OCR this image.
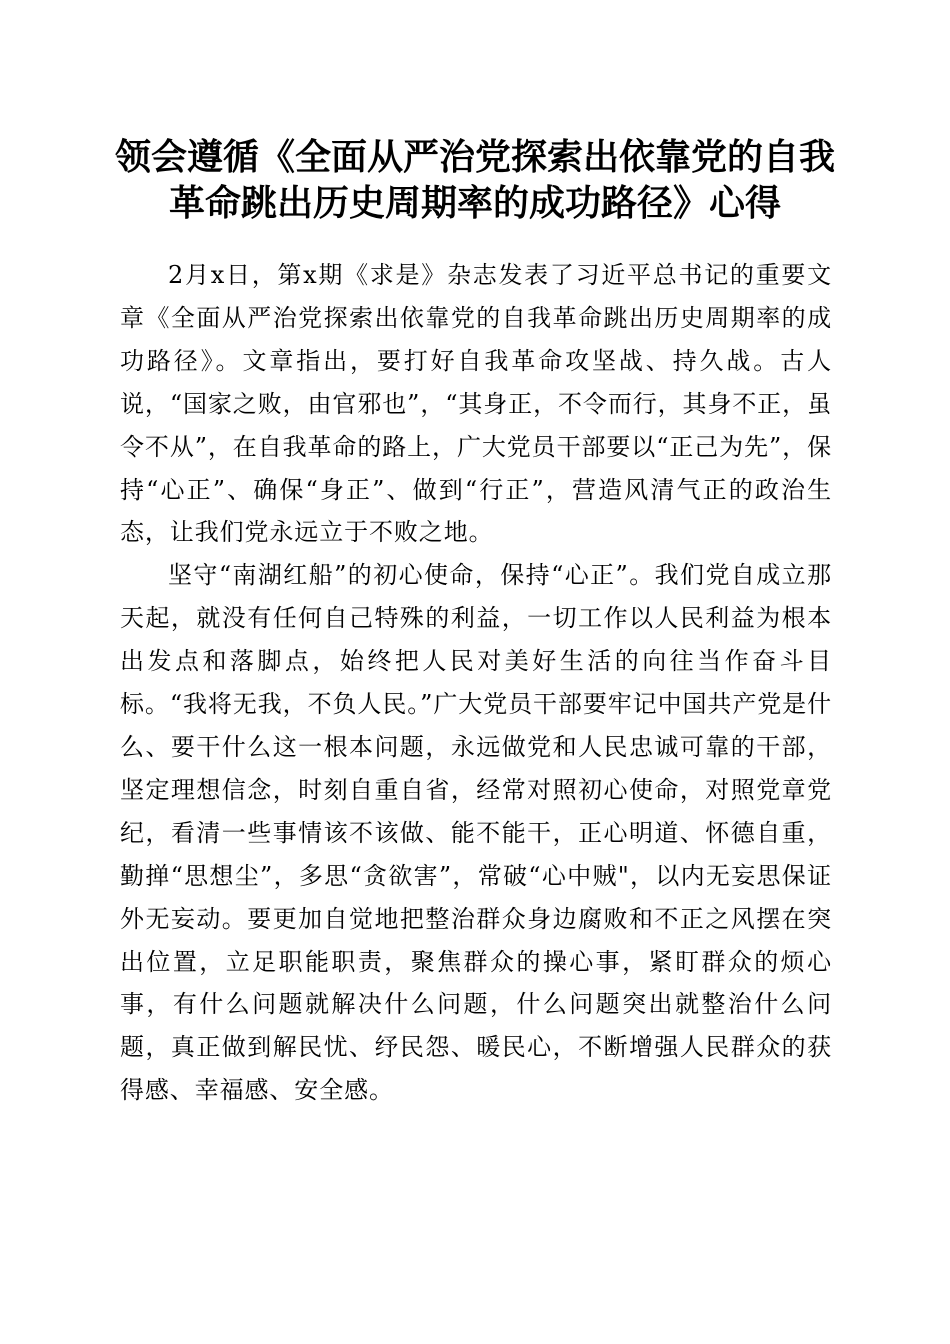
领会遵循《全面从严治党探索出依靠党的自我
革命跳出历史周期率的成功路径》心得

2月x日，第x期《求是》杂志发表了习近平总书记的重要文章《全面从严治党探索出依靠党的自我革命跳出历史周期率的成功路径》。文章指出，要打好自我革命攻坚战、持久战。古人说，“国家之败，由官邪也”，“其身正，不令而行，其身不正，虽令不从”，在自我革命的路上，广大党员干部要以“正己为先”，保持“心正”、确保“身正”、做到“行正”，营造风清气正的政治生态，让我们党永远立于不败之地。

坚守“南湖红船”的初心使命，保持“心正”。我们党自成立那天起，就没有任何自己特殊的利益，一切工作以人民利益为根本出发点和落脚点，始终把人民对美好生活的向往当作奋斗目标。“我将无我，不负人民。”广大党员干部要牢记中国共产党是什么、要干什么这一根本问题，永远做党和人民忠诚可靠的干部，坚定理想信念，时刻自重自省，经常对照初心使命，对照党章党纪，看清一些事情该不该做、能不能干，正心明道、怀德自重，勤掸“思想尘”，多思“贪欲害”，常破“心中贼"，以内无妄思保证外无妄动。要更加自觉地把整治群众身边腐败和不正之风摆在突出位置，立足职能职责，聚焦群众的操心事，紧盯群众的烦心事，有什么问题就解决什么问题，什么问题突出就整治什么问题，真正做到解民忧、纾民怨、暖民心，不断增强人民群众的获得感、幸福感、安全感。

* * *

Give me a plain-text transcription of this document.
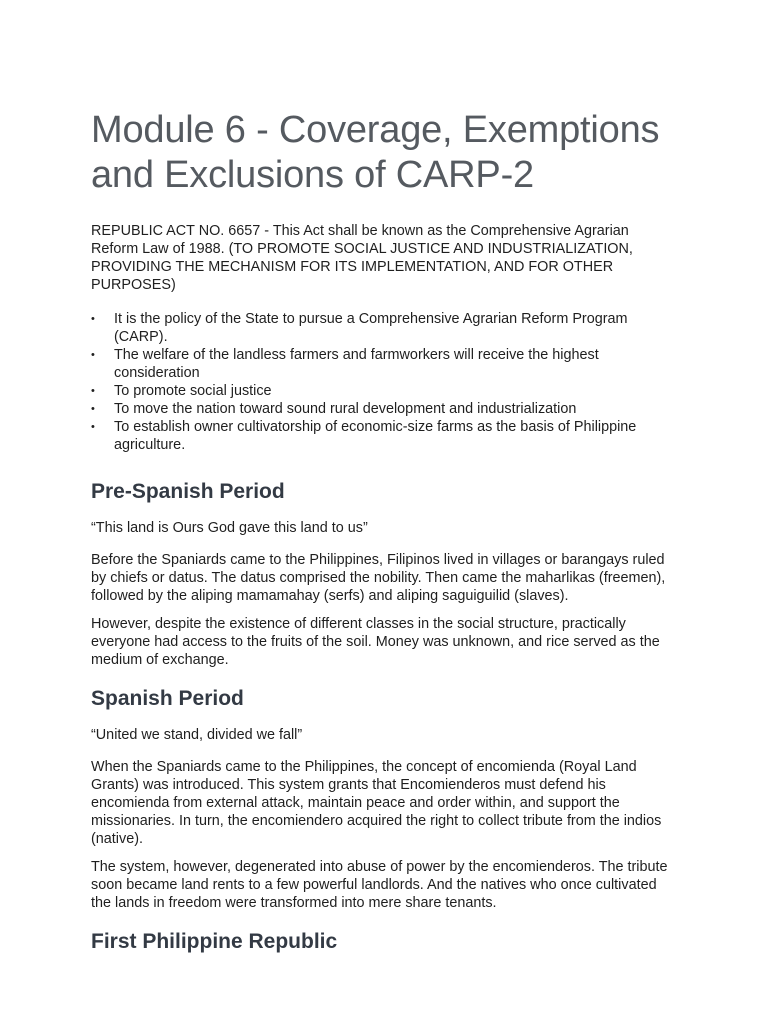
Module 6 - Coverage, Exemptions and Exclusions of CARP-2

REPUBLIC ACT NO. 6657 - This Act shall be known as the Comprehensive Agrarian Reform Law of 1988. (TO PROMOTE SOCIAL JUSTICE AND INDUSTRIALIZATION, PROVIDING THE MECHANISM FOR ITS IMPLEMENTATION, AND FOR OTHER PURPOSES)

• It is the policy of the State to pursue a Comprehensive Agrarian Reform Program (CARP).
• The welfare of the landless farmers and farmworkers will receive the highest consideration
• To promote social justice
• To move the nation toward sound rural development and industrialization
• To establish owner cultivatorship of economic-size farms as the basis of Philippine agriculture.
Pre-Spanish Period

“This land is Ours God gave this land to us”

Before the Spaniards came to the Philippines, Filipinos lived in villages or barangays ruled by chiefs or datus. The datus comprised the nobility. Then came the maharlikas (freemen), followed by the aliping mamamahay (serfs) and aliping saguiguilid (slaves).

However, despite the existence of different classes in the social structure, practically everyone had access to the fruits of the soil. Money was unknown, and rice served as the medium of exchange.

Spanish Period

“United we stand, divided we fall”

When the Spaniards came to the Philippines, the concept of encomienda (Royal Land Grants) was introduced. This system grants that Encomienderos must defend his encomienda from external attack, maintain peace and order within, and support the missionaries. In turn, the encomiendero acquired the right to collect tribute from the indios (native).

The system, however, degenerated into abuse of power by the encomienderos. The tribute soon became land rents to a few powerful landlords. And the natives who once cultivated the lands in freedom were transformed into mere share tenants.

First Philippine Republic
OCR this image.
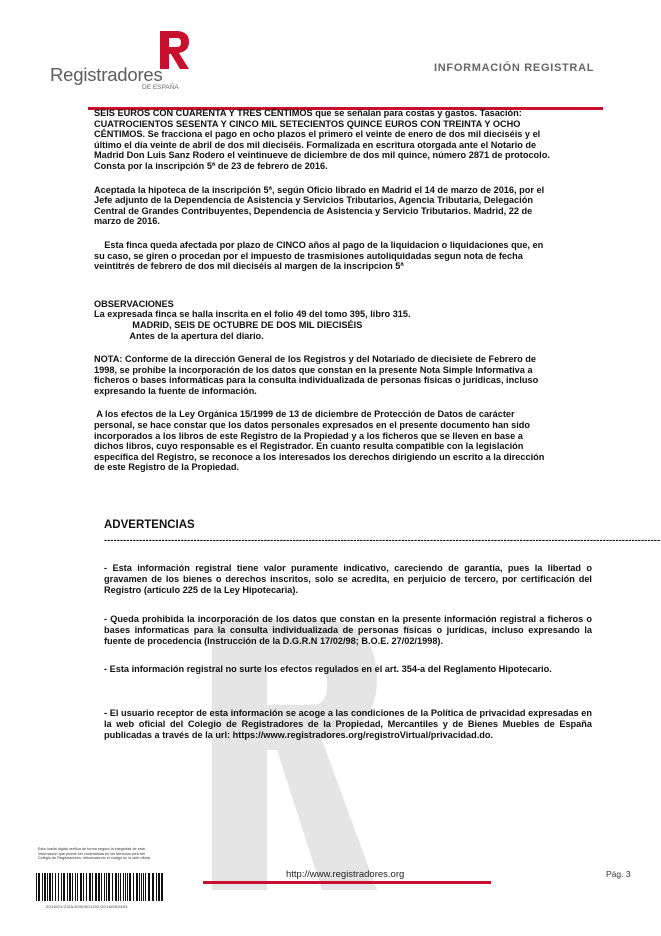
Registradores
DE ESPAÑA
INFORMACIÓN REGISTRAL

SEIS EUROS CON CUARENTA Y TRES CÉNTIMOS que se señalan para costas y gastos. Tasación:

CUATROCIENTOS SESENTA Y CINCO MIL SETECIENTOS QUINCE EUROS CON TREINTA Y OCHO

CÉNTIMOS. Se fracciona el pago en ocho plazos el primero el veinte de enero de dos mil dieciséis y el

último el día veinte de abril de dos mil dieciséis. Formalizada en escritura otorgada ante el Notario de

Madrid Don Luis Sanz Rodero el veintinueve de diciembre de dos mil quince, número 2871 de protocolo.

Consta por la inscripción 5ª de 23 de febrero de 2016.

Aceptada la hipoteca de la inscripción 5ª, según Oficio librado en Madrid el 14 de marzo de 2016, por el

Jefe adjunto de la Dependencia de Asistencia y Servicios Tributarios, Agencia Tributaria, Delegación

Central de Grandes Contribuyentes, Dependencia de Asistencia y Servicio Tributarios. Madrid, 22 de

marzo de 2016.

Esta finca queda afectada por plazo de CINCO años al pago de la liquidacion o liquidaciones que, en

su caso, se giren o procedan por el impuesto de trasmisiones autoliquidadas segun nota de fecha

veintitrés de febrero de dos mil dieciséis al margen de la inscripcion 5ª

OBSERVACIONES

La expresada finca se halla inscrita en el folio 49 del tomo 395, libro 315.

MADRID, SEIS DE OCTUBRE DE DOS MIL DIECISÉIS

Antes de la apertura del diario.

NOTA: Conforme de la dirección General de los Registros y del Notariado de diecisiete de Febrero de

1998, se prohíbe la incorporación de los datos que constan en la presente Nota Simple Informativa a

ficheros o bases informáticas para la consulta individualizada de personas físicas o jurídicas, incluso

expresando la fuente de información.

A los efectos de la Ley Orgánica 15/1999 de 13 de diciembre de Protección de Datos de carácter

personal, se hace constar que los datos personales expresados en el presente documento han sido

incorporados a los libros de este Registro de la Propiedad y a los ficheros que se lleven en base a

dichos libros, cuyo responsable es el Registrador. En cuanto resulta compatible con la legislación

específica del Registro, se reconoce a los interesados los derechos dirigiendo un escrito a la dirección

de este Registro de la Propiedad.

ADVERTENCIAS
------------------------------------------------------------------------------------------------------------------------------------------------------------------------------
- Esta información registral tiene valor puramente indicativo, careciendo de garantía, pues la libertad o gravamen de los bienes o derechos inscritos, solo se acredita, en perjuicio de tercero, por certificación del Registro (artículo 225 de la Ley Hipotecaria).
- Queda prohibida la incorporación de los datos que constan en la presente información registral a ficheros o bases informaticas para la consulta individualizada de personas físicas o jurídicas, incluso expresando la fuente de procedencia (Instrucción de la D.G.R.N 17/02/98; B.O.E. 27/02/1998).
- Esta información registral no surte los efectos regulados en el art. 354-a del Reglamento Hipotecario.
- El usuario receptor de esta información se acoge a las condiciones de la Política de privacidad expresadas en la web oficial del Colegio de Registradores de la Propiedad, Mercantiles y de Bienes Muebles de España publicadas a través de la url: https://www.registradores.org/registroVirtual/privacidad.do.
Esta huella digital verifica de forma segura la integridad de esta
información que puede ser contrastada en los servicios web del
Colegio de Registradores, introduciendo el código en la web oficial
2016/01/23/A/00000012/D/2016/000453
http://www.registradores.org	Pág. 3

_EXERCISE OBJECTIVE_
What is the number of lines in the data that hold the word "Spaniards"? Reply with that number and nothing else.

_COMPLETE RESPONSE_
2